Gather each line in the entries that includes the string "Mimban".

══════

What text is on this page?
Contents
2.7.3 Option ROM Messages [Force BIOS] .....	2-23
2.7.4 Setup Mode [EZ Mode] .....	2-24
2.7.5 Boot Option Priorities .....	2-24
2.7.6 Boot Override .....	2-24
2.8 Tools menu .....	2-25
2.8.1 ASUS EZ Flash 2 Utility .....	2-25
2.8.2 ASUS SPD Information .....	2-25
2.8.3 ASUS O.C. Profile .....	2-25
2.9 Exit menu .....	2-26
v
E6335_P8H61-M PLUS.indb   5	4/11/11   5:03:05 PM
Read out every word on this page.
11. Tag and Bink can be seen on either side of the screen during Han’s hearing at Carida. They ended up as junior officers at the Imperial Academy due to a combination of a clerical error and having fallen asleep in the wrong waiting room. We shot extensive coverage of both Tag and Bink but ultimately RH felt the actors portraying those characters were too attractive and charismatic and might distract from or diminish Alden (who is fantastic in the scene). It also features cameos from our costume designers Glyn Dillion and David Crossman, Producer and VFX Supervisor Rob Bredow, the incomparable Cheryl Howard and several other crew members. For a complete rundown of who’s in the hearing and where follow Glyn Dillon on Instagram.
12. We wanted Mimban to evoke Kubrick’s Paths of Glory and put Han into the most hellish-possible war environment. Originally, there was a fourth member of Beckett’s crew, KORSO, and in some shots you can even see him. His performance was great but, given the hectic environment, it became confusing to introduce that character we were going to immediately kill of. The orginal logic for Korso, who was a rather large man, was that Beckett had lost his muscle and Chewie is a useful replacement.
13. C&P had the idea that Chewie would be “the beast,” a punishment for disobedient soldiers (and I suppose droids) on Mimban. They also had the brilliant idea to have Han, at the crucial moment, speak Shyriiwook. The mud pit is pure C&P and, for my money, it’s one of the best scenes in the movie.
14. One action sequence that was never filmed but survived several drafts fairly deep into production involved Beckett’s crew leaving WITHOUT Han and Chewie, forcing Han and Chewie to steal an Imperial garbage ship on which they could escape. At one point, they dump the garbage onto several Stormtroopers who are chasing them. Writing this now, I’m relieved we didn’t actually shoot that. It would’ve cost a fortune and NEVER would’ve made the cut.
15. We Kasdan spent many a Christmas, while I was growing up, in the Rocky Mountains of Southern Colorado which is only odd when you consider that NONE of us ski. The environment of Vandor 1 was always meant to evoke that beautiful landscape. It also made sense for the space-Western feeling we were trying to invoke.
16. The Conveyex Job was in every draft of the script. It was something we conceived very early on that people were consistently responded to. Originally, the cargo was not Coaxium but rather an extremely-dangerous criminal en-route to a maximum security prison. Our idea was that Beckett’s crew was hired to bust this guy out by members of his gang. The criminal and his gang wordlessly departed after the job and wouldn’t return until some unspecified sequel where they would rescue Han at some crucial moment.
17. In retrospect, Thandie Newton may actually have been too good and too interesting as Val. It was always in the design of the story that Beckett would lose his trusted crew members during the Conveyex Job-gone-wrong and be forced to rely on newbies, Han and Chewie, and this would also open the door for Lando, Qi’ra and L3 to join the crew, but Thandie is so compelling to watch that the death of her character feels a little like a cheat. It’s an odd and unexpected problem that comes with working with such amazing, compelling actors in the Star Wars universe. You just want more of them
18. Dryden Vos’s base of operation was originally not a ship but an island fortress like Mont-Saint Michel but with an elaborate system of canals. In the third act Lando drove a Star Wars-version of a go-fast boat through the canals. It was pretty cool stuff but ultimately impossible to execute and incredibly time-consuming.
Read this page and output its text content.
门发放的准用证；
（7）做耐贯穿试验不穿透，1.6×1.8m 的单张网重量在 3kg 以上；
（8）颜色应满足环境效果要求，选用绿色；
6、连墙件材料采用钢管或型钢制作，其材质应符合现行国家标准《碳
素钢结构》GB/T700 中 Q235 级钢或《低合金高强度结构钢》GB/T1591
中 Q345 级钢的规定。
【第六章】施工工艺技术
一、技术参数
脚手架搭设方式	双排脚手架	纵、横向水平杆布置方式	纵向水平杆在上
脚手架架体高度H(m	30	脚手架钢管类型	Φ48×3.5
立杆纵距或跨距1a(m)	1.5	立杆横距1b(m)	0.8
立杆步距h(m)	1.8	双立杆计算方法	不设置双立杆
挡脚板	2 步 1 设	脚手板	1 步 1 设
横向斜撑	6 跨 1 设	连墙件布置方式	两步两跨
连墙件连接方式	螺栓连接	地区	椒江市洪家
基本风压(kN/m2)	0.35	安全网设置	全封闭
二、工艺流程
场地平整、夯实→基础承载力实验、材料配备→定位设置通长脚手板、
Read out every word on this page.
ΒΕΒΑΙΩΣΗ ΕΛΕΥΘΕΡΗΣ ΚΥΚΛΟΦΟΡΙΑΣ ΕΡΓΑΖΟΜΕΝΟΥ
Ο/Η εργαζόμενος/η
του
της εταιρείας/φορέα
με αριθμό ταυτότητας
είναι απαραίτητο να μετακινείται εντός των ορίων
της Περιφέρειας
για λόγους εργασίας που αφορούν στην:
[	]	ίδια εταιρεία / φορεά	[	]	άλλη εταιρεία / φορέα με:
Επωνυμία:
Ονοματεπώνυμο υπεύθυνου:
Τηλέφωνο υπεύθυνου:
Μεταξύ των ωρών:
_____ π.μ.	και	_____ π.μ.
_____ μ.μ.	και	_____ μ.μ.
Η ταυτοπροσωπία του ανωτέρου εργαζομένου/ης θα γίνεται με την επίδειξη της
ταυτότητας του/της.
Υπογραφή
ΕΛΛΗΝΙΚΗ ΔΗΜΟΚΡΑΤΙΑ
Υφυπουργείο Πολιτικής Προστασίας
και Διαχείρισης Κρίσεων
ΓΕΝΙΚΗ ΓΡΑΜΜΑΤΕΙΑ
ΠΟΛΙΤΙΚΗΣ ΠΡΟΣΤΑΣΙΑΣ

══════

## Result of the exercise
12. We wanted Mimban to evoke Kubrick’s Paths of Glory and put Han into the most hellish-possible war environment. Originally, there was a fourth member of Beckett’s crew, KORSO, and in some shots you can even see him. His performance was great but, given the hectic environment, it became confusing to introduce that character we were going to immediately kill of. The orginal logic for Korso, who was a rather large man, was that Beckett had lost his muscle and Chewie is a useful replacement.
13. C&P had the idea that Chewie would be “the beast,” a punishment for disobedient soldiers (and I suppose droids) on Mimban. They also had the brilliant idea to have Han, at the crucial moment, speak Shyriiwook. The mud pit is pure C&P and, for my money, it’s one of the best scenes in the movie.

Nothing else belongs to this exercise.